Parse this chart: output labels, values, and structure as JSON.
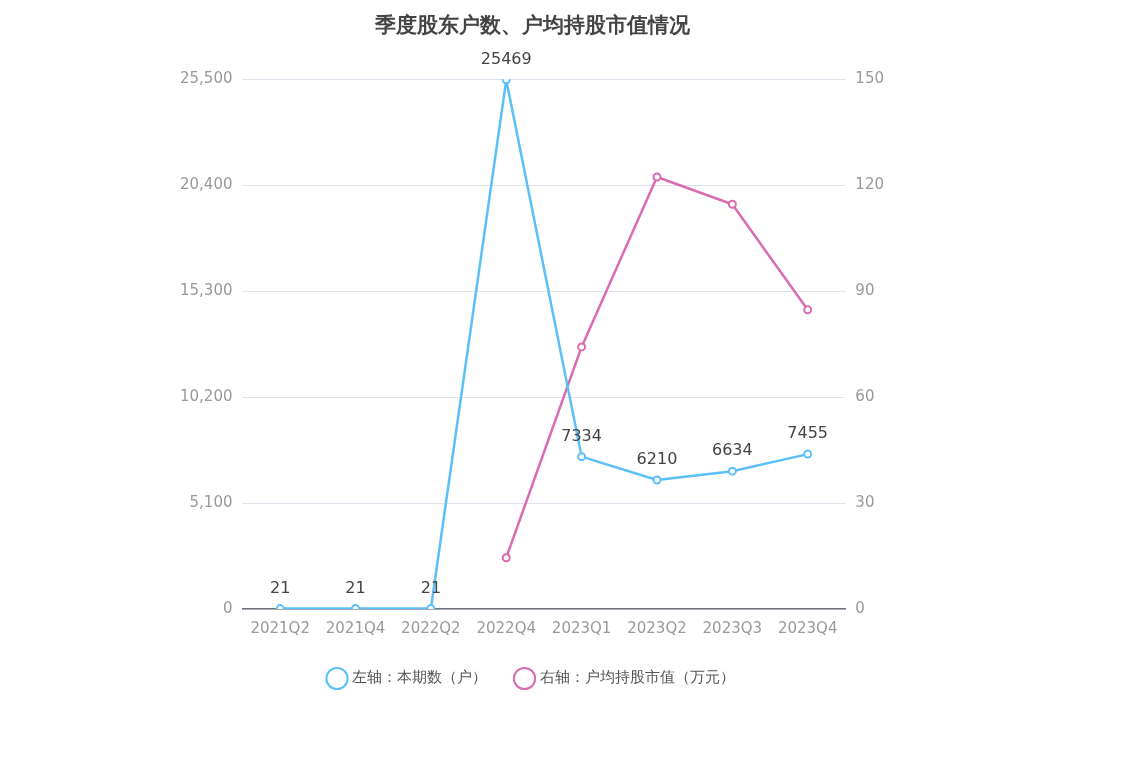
{
  "chart_data": {
    "type": "line",
    "title": "季度股东户数、户均持股市值情况",
    "categories": [
      "2021Q2",
      "2021Q4",
      "2022Q2",
      "2022Q4",
      "2023Q1",
      "2023Q2",
      "2023Q3",
      "2023Q4"
    ],
    "series": [
      {
        "name": "左轴：本期数（户）",
        "color": "#5bc0f8",
        "values": [
          21,
          21,
          21,
          25469,
          7334,
          6210,
          6634,
          7455
        ],
        "value_labels": [
          "21",
          "21",
          "21",
          "25469",
          "7334",
          "6210",
          "6634",
          "7455"
        ]
      },
      {
        "name": "右轴：户均持股市值（万元）",
        "color": "#d96bb0",
        "axis": "y2",
        "values": [
          null,
          null,
          null,
          14.5,
          74.2,
          122.3,
          114.6,
          84.7
        ]
      }
    ],
    "ylim": [
      0,
      25500
    ],
    "yticks": [
      0,
      {
        "value": 5100,
        "label": "5,100"
      },
      {
        "value": 10200,
        "label": "10,200"
      },
      {
        "value": 15300,
        "label": "15,300"
      },
      {
        "value": 20400,
        "label": "20,400"
      },
      {
        "value": 25500,
        "label": "25,500"
      }
    ],
    "y2lim": [
      0,
      150
    ],
    "y2ticks": [
      0,
      30,
      60,
      90,
      120,
      150
    ],
    "grid": "y",
    "legend": "bottom",
    "marker": "circle",
    "line_style": "solid"
  }
}
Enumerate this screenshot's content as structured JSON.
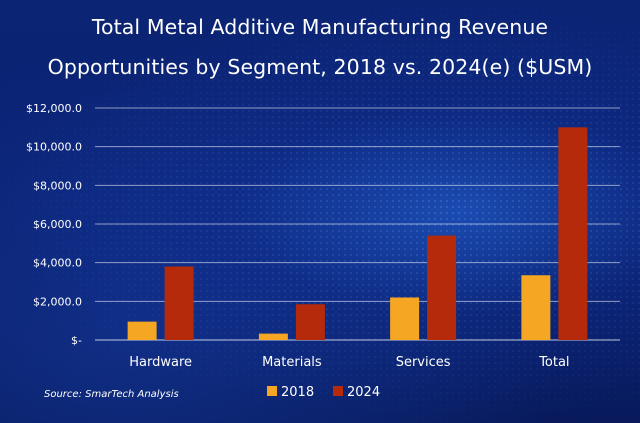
{
  "chart_data": {
    "type": "bar",
    "title_lines": [
      "Total Metal Additive Manufacturing  Revenue",
      "Opportunities by Segment, 2018 vs. 2024(e) ($USM)"
    ],
    "categories": [
      "Hardware",
      "Materials",
      "Services",
      "Total"
    ],
    "series": [
      {
        "name": "2018",
        "color": "#f5a623",
        "values": [
          950,
          330,
          2200,
          3350
        ]
      },
      {
        "name": "2024",
        "color": "#b52a0a",
        "values": [
          3800,
          1850,
          5400,
          11000
        ]
      }
    ],
    "y_ticks": [
      0,
      2000,
      4000,
      6000,
      8000,
      10000,
      12000
    ],
    "y_tick_labels": [
      "$-",
      "$2,000.0",
      "$4,000.0",
      "$6,000.0",
      "$8,000.0",
      "$10,000.0",
      "$12,000.0"
    ],
    "ylim": [
      0,
      12000
    ],
    "grid": true,
    "legend_position": "bottom"
  },
  "source": "Source: SmarTech Analysis"
}
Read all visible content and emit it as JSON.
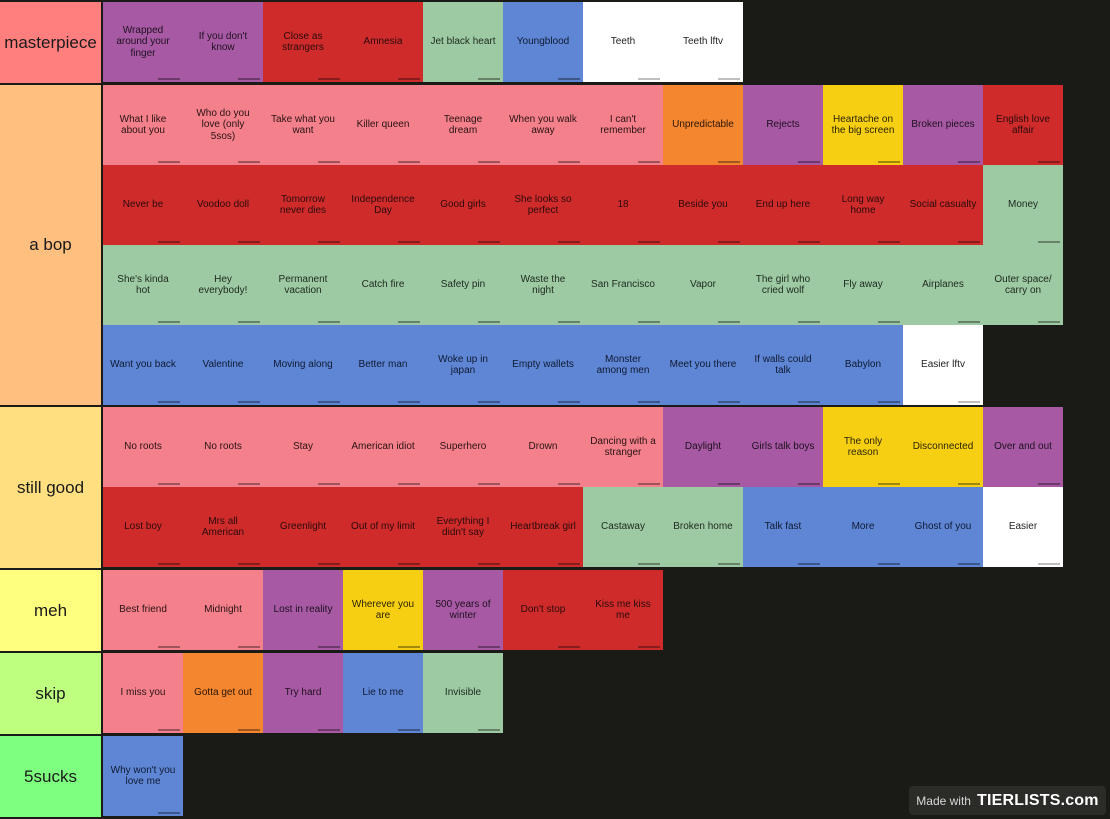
{
  "colors": {
    "background": "#1a1a17",
    "purple": "#a75aa3",
    "red": "#cf2b2b",
    "green": "#9dc9a3",
    "blue": "#5f86d4",
    "white": "#ffffff",
    "pink": "#f3808a",
    "orange": "#f3862f",
    "yellow": "#f6cf12"
  },
  "tiers": [
    {
      "label": "masterpiece",
      "label_color": "#ff7f7f",
      "items": [
        {
          "text": "Wrapped around your finger",
          "color": "purple"
        },
        {
          "text": "If you don't know",
          "color": "purple"
        },
        {
          "text": "Close as strangers",
          "color": "red"
        },
        {
          "text": "Amnesia",
          "color": "red"
        },
        {
          "text": "Jet black heart",
          "color": "green"
        },
        {
          "text": "Youngblood",
          "color": "blue"
        },
        {
          "text": "Teeth",
          "color": "white"
        },
        {
          "text": "Teeth lftv",
          "color": "white"
        }
      ]
    },
    {
      "label": "a bop",
      "label_color": "#ffbf7f",
      "items": [
        {
          "text": "What I like about you",
          "color": "pink"
        },
        {
          "text": "Who do you love (only 5sos)",
          "color": "pink"
        },
        {
          "text": "Take what you want",
          "color": "pink"
        },
        {
          "text": "Killer queen",
          "color": "pink"
        },
        {
          "text": "Teenage dream",
          "color": "pink"
        },
        {
          "text": "When you walk away",
          "color": "pink"
        },
        {
          "text": "I can't remember",
          "color": "pink"
        },
        {
          "text": "Unpredictable",
          "color": "orange"
        },
        {
          "text": "Rejects",
          "color": "purple"
        },
        {
          "text": "Heartache on the big screen",
          "color": "yellow"
        },
        {
          "text": "Broken pieces",
          "color": "purple"
        },
        {
          "text": "English love affair",
          "color": "red"
        },
        {
          "text": "Never be",
          "color": "red"
        },
        {
          "text": "Voodoo doll",
          "color": "red"
        },
        {
          "text": "Tomorrow never dies",
          "color": "red"
        },
        {
          "text": "Independence Day",
          "color": "red"
        },
        {
          "text": "Good girls",
          "color": "red"
        },
        {
          "text": "She looks so perfect",
          "color": "red"
        },
        {
          "text": "18",
          "color": "red"
        },
        {
          "text": "Beside you",
          "color": "red"
        },
        {
          "text": "End up here",
          "color": "red"
        },
        {
          "text": "Long way home",
          "color": "red"
        },
        {
          "text": "Social casualty",
          "color": "red"
        },
        {
          "text": "Money",
          "color": "green"
        },
        {
          "text": "She's kinda hot",
          "color": "green"
        },
        {
          "text": "Hey everybody!",
          "color": "green"
        },
        {
          "text": "Permanent vacation",
          "color": "green"
        },
        {
          "text": "Catch fire",
          "color": "green"
        },
        {
          "text": "Safety pin",
          "color": "green"
        },
        {
          "text": "Waste the night",
          "color": "green"
        },
        {
          "text": "San Francisco",
          "color": "green"
        },
        {
          "text": "Vapor",
          "color": "green"
        },
        {
          "text": "The girl who cried wolf",
          "color": "green"
        },
        {
          "text": "Fly away",
          "color": "green"
        },
        {
          "text": "Airplanes",
          "color": "green"
        },
        {
          "text": "Outer space/ carry on",
          "color": "green"
        },
        {
          "text": "Want you back",
          "color": "blue"
        },
        {
          "text": "Valentine",
          "color": "blue"
        },
        {
          "text": "Moving along",
          "color": "blue"
        },
        {
          "text": "Better man",
          "color": "blue"
        },
        {
          "text": "Woke up in japan",
          "color": "blue"
        },
        {
          "text": "Empty wallets",
          "color": "blue"
        },
        {
          "text": "Monster among men",
          "color": "blue"
        },
        {
          "text": "Meet you there",
          "color": "blue"
        },
        {
          "text": "If walls could talk",
          "color": "blue"
        },
        {
          "text": "Babylon",
          "color": "blue"
        },
        {
          "text": "Easier lftv",
          "color": "white"
        }
      ]
    },
    {
      "label": "still good",
      "label_color": "#ffdf7f",
      "items": [
        {
          "text": "No roots",
          "color": "pink"
        },
        {
          "text": "No roots",
          "color": "pink"
        },
        {
          "text": "Stay",
          "color": "pink"
        },
        {
          "text": "American idiot",
          "color": "pink"
        },
        {
          "text": "Superhero",
          "color": "pink"
        },
        {
          "text": "Drown",
          "color": "pink"
        },
        {
          "text": "Dancing with a stranger",
          "color": "pink"
        },
        {
          "text": "Daylight",
          "color": "purple"
        },
        {
          "text": "Girls talk boys",
          "color": "purple"
        },
        {
          "text": "The only reason",
          "color": "yellow"
        },
        {
          "text": "Disconnected",
          "color": "yellow"
        },
        {
          "text": "Over and out",
          "color": "purple"
        },
        {
          "text": "Lost boy",
          "color": "red"
        },
        {
          "text": "Mrs all American",
          "color": "red"
        },
        {
          "text": "Greenlight",
          "color": "red"
        },
        {
          "text": "Out of my limit",
          "color": "red"
        },
        {
          "text": "Everything I didn't say",
          "color": "red"
        },
        {
          "text": "Heartbreak girl",
          "color": "red"
        },
        {
          "text": "Castaway",
          "color": "green"
        },
        {
          "text": "Broken home",
          "color": "green"
        },
        {
          "text": "Talk fast",
          "color": "blue"
        },
        {
          "text": "More",
          "color": "blue"
        },
        {
          "text": "Ghost of you",
          "color": "blue"
        },
        {
          "text": "Easier",
          "color": "white"
        }
      ]
    },
    {
      "label": "meh",
      "label_color": "#ffff7f",
      "items": [
        {
          "text": "Best friend",
          "color": "pink"
        },
        {
          "text": "Midnight",
          "color": "pink"
        },
        {
          "text": "Lost in reality",
          "color": "purple"
        },
        {
          "text": "Wherever you are",
          "color": "yellow"
        },
        {
          "text": "500 years of winter",
          "color": "purple"
        },
        {
          "text": "Don't stop",
          "color": "red"
        },
        {
          "text": "Kiss me kiss me",
          "color": "red"
        }
      ]
    },
    {
      "label": "skip",
      "label_color": "#bfff7f",
      "items": [
        {
          "text": "I miss you",
          "color": "pink"
        },
        {
          "text": "Gotta get out",
          "color": "orange"
        },
        {
          "text": "Try hard",
          "color": "purple"
        },
        {
          "text": "Lie to me",
          "color": "blue"
        },
        {
          "text": "Invisible",
          "color": "green"
        }
      ]
    },
    {
      "label": "5sucks",
      "label_color": "#7fff7f",
      "items": [
        {
          "text": "Why won't you love me",
          "color": "blue"
        }
      ]
    }
  ],
  "watermark": {
    "made_with": "Made with",
    "logo": "TIERLISTS.com"
  }
}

--------------------------------

Task goal
Collect each line above holding the string "Broken".

Result for this exercise
          "text": "Broken pieces",
          "text": "Broken home",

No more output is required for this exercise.